• EXERCISE PROMPT
Your answer should be a single number: the count of lines that hold the word "weather".

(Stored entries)

# # # # #

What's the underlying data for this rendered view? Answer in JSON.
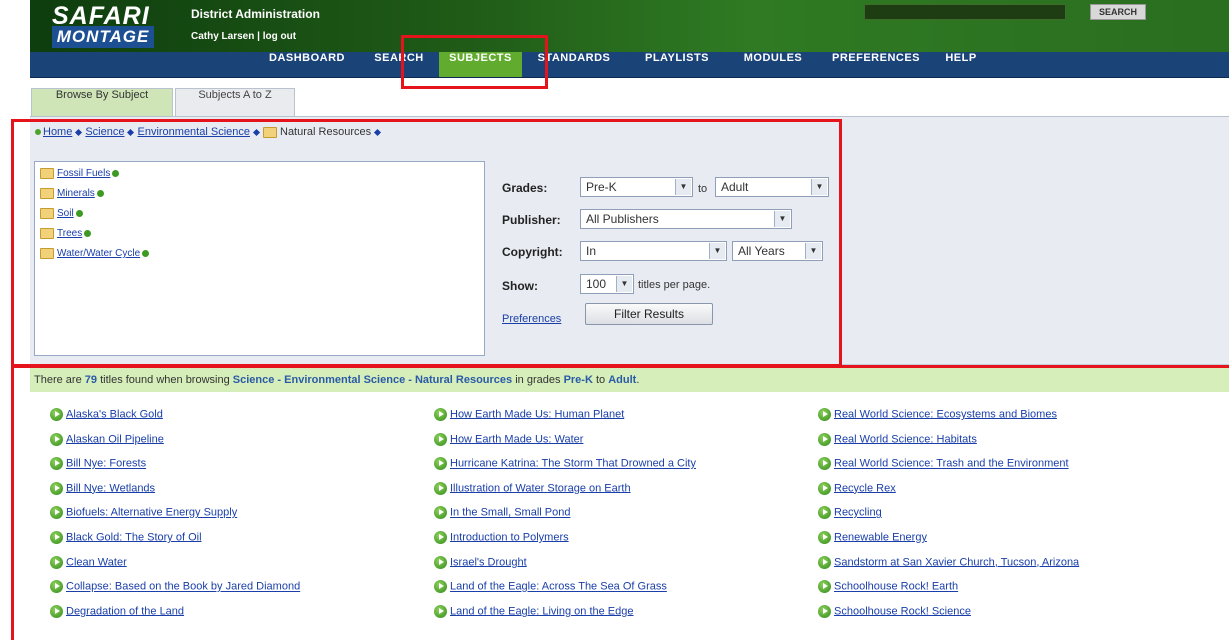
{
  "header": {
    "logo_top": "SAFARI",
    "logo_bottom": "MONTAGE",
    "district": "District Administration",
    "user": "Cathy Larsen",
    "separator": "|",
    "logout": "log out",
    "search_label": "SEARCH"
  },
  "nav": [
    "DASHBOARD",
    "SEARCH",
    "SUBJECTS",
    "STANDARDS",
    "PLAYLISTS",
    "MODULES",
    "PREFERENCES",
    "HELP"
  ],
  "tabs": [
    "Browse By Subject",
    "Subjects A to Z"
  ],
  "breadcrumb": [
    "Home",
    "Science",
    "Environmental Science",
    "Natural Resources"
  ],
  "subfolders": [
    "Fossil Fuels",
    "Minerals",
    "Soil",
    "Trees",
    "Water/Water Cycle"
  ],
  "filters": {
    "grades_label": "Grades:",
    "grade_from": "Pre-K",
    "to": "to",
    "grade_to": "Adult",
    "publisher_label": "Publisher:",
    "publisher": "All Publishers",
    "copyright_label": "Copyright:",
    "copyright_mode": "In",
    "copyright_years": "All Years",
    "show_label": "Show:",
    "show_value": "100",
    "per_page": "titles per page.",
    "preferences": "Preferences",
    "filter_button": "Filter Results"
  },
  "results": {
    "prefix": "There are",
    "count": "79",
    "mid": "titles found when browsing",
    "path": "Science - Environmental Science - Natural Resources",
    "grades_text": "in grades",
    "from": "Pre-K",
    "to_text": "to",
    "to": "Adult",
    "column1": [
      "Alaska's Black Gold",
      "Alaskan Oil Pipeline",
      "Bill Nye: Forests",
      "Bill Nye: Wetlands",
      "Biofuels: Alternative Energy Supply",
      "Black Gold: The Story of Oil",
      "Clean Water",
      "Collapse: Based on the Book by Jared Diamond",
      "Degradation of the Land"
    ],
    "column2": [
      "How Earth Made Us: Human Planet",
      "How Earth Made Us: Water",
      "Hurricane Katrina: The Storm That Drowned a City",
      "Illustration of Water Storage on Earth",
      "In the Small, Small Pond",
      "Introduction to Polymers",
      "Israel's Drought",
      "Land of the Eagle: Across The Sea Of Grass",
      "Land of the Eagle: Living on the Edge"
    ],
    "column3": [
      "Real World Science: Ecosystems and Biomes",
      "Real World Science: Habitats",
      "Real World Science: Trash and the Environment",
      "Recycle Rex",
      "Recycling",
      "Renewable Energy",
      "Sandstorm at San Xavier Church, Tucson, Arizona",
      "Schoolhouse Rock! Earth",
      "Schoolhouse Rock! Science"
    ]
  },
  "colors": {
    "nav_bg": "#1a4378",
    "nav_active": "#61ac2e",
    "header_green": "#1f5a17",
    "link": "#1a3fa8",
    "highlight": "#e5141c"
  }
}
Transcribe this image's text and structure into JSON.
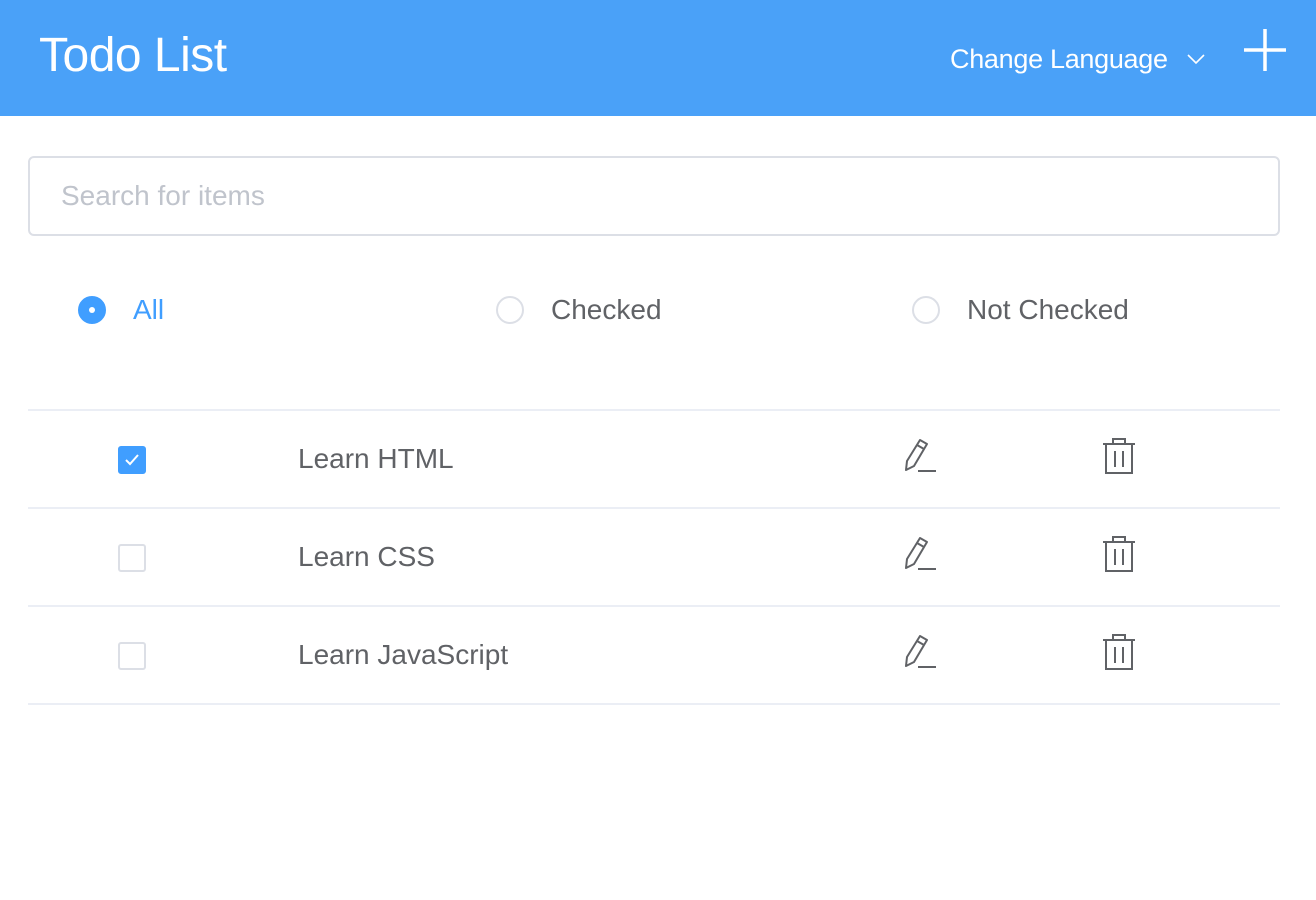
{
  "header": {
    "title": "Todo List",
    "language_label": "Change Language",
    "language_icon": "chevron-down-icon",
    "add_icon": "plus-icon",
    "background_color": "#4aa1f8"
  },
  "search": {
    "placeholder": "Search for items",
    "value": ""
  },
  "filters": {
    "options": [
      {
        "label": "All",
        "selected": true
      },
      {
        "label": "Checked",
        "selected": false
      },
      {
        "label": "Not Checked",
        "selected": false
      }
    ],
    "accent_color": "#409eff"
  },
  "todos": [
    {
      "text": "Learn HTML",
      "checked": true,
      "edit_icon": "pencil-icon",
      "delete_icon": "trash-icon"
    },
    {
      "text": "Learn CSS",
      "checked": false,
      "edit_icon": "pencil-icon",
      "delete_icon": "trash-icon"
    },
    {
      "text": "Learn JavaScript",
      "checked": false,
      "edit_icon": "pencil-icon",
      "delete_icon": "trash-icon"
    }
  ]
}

# # # # #

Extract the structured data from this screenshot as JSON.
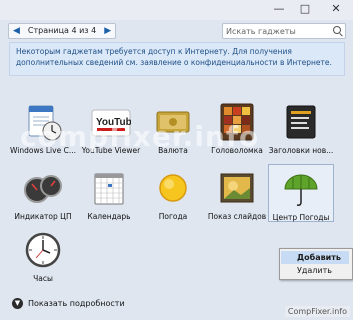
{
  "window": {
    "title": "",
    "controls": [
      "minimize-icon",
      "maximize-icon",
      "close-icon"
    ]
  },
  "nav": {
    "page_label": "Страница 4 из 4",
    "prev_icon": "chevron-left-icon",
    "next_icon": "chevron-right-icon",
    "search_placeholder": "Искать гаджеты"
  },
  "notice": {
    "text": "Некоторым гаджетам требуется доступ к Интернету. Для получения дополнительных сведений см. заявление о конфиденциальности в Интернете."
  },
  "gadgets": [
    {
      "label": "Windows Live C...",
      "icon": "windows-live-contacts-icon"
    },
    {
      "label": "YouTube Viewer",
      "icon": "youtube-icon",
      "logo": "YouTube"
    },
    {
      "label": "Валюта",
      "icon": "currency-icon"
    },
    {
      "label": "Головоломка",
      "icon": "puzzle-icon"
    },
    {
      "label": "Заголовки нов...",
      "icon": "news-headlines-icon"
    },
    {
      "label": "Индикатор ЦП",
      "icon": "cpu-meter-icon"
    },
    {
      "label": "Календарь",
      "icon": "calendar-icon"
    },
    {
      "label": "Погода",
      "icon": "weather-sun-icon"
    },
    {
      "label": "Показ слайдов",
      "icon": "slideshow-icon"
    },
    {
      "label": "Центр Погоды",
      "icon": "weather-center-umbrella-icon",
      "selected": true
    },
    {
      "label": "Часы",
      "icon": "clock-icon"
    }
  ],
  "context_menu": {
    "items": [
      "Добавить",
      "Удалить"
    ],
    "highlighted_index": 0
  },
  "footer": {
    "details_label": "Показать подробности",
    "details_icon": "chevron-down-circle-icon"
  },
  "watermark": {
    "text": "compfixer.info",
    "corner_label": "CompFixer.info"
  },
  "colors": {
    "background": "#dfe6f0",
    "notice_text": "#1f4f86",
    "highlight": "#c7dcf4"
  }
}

# # # # #

• SOLUTION BELOW
2